# STATED GOAL
Pick up the crash-location analysis text below at the point where it stops, and keep writing it.

# TEXT EXTRACT

□ □ □ □

Unsurprisingly, we got less locations with accident reoccurences. So let's stick to using the combination of crashLocation1 and crashLocation2 to find locations of interest. 

Is including crashYear for grouping a good idea to give us enough locations of interest? The results so far only give us 54 locations with accident reoccurence at most. What if we exclude crashYear when we do grouping and just do an accumulative count of accidents at each location over the 10 years then return the ones that had more than one accident? 

In [10]:
#Calculate the accumulative count of serious or fatal accidents at one location over ten years and return locations with count > 1 #*****
count_all_year_df <- crash_df %>% 
                filter(crashSeverity == "Serious Crash" | crashSeverity == "Fatal Crash" ) %>%
                count(crashLocation1, crashLocation2,sort=TRUE) 
count_all_year_df <- count_all_year_df %>%
                        filter(n > 1) #only return locations with accident count > 1
nrow(count_all_year_df)
count_all_year_df %>% head()



crashLocation1,crashLocation2,n
<chr>,<chr>,<int>
GEBBIES PASS ROAD,SUMMIT ROAD,9
DYERS PASS ROAD,SUMMIT ROAD,7
SH 74,RADCLIFFE ROAD,7
DYERS PASS ROAD,CENTAURUS ROAD,6
HILLS ROAD,SHIRLEY ROAD,6
SH 74,MARSHLAND ROAD,6


Now we have 207 locations with accident reoccurence. Let's start working on these locations. First let's convert the NZGD2000 coordinates to WGS84 coordinates so that we can use them for visualisation later. Thanks to mkennedy's post on gis.stackexchange.com we got it a working function to convert the coordinates.  Information in this link https://spatialreference.org/ref/epsg/2193/ was also used to find an alternative working proj4string. 

In [7]:
#    Title: NZTM-WGS84(NZGD2000) converter
#    Author: mkennedy
#    Date: Feb 16, 2012 at 2:32
#    Availability: https://gis.stackexchange.com/questions/20389/converting-nzmg-or-nztm-to-latitude-longitude-for-use-with-r-map-library/20401#20401

#install.packages("proj4")
library(proj4)
get_lat_lon <- function(x,y)
{
    proj4string <- "+proj=tmerc +lat_0=0 +lon_0=173 +k=0.9996 +x_0=1600000 +y_0=10000000 +ellps=GRS80 +towgs84=0,0,0,0,0,0,0 +units=m +no_defs"
    #proj4string <- "+proj=tmerc +lat_0=0.0 +lon_0=173.0 +k=0.9996 +x_0=1600000.0 +y_0=10000000.0 +datum=WGS84 +units=m"  # an alternative string that gives the same result
    # Source data
    xy <- data.frame(x, y)

    # Transformed data
    pj <- project(xy, proj4string, inverse=TRUE)
    latlon <- data.frame(lat=pj$y, lon=pj$x)
    return(latlon)

□ □ □ □

# MATERIAL

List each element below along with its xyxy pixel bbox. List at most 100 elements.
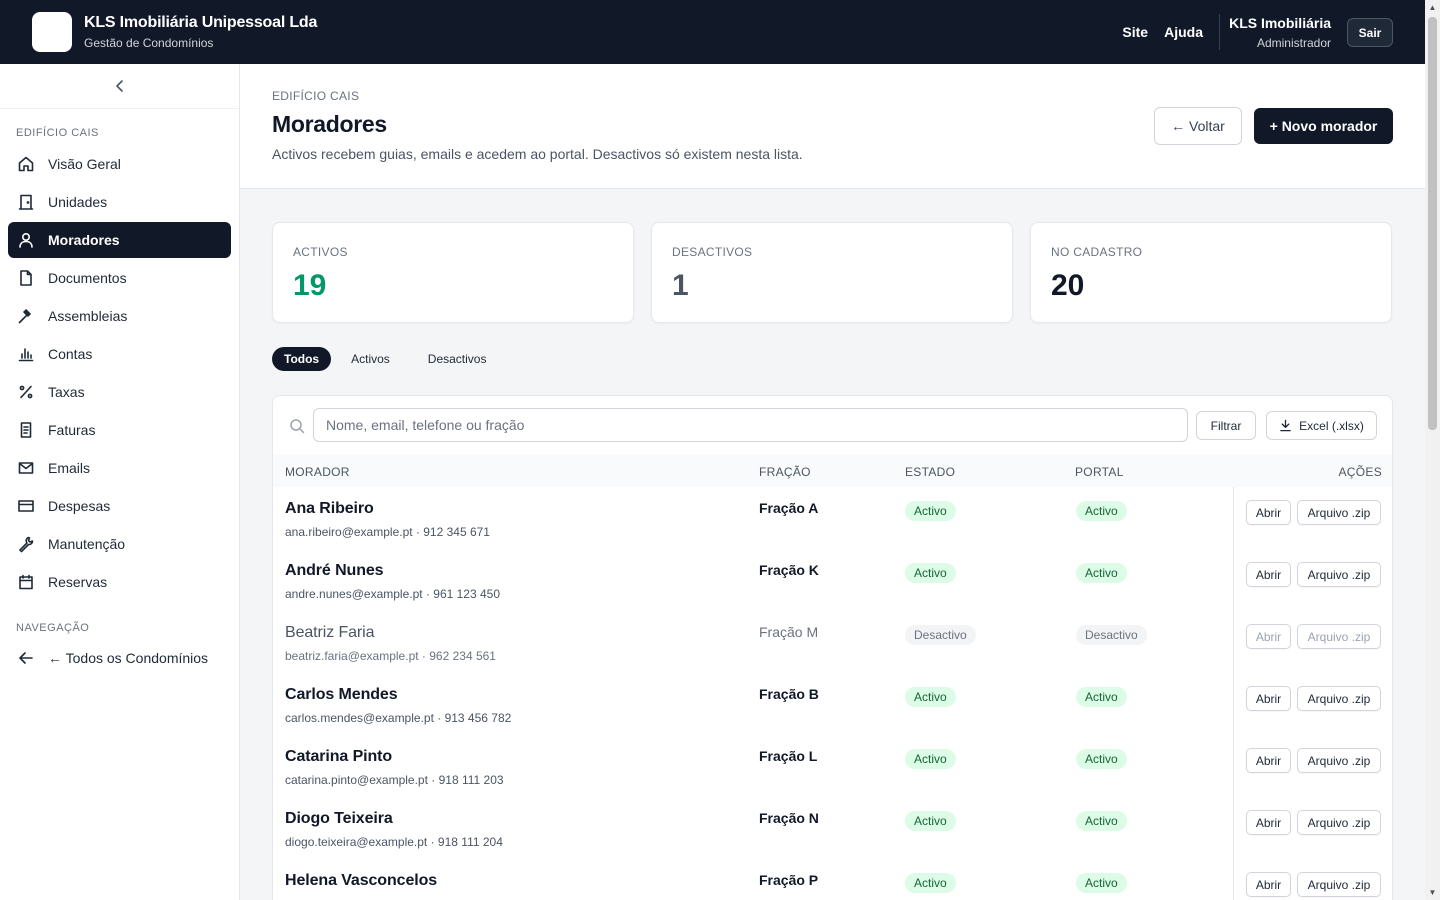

□ □ □ □

# FINAL RESULT
}
# an example
lat_lon <- get_lat_lon(1562170,5178795)
lat_lon


lat,lon
<dbl>,<dbl>
-43.54283,172.5317


Now let's make a subset from the initial dataframe to only include locations of interest where crash severity was serious or fatal. Meanwhile we add lat and lon columns which were converted from X and Y using the get_lat_lon function above.

In [11]:
#Join count_all_year_df with original crash_df to return details for locations that had repeated accidents 
target_df <- inner_join(crash_df, count_all_year_df %>% 
                select(-3), by = c('crashLocation1', 'crashLocation2')) %>%
                filter(crashSeverity == "Serious Crash" | crashSeverity == "Fatal Crash" ) %>% 
                mutate(lat = get_lat_lon(X,Y)$lat, lon=get_lat_lon(X,Y)$lon)

dim(target_df)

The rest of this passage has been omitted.